TO DO:
Which lines below hold the word "Million"? Copy all of them.

[START]

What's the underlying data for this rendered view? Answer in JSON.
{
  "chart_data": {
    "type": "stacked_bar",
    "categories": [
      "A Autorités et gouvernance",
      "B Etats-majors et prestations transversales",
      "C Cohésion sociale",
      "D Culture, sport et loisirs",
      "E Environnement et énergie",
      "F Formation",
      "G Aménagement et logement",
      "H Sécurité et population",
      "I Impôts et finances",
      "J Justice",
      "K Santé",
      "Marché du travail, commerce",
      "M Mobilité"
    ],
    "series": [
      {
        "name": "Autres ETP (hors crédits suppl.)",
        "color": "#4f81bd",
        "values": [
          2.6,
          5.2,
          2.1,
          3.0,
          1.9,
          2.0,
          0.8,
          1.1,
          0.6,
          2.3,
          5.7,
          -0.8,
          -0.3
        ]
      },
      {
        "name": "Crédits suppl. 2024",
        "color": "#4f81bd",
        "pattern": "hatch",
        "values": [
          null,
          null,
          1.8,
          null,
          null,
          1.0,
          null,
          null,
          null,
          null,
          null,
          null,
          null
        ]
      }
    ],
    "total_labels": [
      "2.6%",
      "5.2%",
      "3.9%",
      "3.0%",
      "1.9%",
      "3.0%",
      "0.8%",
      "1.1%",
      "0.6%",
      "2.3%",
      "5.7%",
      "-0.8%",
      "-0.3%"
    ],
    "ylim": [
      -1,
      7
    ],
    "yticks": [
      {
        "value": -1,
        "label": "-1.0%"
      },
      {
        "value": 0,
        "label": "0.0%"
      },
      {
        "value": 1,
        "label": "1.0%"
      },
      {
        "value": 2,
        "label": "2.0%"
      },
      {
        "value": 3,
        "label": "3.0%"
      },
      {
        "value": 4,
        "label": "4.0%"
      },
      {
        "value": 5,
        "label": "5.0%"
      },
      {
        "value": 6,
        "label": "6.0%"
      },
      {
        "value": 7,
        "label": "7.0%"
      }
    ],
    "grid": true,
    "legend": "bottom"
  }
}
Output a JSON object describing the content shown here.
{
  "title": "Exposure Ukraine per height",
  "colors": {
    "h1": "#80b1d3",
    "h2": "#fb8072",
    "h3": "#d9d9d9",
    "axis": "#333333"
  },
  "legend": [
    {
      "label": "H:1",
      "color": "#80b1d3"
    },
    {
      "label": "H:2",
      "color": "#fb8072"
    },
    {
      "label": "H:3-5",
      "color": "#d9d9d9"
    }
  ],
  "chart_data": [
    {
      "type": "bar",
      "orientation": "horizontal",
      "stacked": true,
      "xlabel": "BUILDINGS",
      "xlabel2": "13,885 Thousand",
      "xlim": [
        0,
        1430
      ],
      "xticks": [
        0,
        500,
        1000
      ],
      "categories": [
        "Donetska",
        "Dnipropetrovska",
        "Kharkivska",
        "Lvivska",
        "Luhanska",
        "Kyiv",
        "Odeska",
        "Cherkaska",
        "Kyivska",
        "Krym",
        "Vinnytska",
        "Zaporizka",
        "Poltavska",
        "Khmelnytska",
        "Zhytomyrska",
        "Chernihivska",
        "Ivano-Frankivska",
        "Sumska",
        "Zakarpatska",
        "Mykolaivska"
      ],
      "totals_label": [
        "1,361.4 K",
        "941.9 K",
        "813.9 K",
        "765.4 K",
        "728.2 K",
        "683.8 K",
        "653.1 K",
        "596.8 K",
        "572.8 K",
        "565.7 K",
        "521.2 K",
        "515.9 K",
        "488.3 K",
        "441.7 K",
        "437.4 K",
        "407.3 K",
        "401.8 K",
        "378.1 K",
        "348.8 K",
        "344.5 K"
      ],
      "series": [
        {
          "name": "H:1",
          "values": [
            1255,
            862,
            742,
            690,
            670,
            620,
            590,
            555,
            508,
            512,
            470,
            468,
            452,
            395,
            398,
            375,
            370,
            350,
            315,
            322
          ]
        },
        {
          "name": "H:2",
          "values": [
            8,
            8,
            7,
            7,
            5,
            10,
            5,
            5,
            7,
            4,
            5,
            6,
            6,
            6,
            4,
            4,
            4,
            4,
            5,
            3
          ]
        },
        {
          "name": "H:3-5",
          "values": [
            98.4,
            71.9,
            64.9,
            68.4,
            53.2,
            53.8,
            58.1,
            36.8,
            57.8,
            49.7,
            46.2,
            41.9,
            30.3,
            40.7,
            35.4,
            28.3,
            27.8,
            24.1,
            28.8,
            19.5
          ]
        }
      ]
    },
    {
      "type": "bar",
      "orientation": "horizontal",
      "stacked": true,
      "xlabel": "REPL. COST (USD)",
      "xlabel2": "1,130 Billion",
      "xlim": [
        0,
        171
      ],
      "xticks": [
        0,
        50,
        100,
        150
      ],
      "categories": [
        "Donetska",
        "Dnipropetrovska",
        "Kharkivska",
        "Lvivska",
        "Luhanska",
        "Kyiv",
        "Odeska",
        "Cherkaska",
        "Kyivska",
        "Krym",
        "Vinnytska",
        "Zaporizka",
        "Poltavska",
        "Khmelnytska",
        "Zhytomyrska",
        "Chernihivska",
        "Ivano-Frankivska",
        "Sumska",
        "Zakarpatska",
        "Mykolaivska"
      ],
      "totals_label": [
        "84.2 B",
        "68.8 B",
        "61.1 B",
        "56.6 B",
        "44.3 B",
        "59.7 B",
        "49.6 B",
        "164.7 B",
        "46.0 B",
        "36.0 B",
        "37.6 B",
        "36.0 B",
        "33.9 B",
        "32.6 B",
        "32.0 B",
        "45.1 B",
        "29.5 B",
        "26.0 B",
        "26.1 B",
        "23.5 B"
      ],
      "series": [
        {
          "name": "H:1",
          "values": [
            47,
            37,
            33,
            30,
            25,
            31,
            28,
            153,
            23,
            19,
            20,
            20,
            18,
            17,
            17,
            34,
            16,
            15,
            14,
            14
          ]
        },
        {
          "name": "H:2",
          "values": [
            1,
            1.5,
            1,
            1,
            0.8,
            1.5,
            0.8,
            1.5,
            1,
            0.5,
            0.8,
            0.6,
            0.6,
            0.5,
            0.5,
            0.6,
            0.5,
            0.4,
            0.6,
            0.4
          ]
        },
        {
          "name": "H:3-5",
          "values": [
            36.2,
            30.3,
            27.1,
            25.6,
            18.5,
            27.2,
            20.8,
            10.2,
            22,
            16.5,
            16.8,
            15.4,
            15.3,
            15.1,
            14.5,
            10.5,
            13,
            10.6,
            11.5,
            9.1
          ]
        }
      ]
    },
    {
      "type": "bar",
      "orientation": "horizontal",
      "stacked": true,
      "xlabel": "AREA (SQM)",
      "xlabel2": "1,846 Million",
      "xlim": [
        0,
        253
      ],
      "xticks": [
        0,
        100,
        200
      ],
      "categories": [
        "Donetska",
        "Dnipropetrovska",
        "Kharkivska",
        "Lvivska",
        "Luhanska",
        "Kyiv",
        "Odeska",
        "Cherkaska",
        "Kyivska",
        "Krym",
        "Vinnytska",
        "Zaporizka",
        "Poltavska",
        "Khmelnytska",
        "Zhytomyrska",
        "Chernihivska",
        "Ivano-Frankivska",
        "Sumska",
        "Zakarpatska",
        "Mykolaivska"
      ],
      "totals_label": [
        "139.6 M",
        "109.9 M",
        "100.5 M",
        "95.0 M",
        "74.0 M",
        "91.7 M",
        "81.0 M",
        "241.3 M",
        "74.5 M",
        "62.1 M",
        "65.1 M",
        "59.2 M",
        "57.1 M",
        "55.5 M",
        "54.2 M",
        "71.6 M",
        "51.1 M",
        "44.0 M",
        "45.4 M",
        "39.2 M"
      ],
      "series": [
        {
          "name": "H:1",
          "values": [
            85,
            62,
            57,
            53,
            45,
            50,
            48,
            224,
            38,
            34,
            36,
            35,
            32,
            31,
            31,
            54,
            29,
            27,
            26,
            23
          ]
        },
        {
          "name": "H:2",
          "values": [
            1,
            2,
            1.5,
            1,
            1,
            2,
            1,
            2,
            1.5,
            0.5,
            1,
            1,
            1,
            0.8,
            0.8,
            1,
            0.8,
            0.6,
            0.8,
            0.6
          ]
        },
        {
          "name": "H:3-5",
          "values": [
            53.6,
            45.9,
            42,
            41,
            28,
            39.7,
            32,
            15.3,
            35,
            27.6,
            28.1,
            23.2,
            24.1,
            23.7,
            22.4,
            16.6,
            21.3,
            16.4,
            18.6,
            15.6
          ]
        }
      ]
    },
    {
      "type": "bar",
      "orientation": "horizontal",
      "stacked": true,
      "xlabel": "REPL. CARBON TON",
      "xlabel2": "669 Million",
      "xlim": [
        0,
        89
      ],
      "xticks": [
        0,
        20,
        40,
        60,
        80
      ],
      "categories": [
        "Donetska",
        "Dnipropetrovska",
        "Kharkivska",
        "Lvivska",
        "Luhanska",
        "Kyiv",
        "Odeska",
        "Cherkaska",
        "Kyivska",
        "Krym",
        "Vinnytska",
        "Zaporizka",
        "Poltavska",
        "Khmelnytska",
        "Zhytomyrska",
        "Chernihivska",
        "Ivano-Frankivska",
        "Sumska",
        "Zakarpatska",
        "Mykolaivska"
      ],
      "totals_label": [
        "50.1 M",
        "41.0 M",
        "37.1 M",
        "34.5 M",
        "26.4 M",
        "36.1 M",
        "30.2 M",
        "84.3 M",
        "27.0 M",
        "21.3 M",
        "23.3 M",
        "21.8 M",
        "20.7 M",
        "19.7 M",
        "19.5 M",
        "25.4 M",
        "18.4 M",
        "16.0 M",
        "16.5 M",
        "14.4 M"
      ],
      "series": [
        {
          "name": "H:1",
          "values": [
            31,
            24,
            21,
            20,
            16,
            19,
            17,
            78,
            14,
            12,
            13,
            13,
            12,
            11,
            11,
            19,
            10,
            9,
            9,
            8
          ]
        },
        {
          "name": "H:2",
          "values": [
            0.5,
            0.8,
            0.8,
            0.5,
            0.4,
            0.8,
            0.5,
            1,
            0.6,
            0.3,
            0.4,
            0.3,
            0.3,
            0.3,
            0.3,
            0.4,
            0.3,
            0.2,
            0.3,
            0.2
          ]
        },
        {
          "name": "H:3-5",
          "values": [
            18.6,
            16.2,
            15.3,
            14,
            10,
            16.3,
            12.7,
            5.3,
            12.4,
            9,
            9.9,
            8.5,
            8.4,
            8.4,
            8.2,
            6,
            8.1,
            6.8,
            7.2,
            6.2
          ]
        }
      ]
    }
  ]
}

[END]

ANSWER TO THE TASK:
      "xlabel2": "1,846 Million",
      "xlabel2": "669 Million",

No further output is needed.